** Begin Source records **
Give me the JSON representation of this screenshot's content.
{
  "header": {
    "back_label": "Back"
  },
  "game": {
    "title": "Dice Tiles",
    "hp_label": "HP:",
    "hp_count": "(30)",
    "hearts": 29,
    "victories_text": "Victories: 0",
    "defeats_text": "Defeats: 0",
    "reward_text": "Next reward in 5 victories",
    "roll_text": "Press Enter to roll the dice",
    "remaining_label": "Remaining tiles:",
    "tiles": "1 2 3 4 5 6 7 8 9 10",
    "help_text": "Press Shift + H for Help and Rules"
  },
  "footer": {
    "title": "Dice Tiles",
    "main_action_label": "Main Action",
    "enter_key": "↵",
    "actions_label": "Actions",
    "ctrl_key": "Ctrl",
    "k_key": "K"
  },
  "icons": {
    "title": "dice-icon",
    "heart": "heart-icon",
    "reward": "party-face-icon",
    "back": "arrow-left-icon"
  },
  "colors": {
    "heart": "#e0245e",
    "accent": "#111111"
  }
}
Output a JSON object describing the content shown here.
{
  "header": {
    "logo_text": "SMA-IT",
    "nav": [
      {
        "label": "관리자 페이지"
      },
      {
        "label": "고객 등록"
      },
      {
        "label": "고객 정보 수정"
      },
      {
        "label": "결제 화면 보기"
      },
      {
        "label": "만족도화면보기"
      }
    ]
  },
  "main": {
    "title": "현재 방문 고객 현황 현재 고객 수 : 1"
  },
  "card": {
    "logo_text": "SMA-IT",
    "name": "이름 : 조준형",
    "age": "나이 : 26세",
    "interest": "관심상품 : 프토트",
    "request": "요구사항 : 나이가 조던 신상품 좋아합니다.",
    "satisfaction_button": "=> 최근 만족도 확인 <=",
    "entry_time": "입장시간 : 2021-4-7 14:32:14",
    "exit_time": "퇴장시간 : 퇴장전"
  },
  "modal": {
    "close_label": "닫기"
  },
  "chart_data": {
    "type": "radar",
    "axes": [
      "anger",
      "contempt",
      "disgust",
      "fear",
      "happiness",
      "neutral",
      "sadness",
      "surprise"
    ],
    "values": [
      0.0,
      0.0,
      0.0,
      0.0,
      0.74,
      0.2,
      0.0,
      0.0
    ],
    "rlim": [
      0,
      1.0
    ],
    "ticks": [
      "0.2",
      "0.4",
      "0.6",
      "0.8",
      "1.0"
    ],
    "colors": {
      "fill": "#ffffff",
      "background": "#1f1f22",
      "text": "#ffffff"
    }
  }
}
** End Source records **
[Work to do]
Find and copy every line in the entries above where the string "title" occurs.

[Output]
    "title": "Dice Tiles",
    "title": "Dice Tiles",
    "title": "dice-icon",
    "title": "현재 방문 고객 현황 현재 고객 수 : 1"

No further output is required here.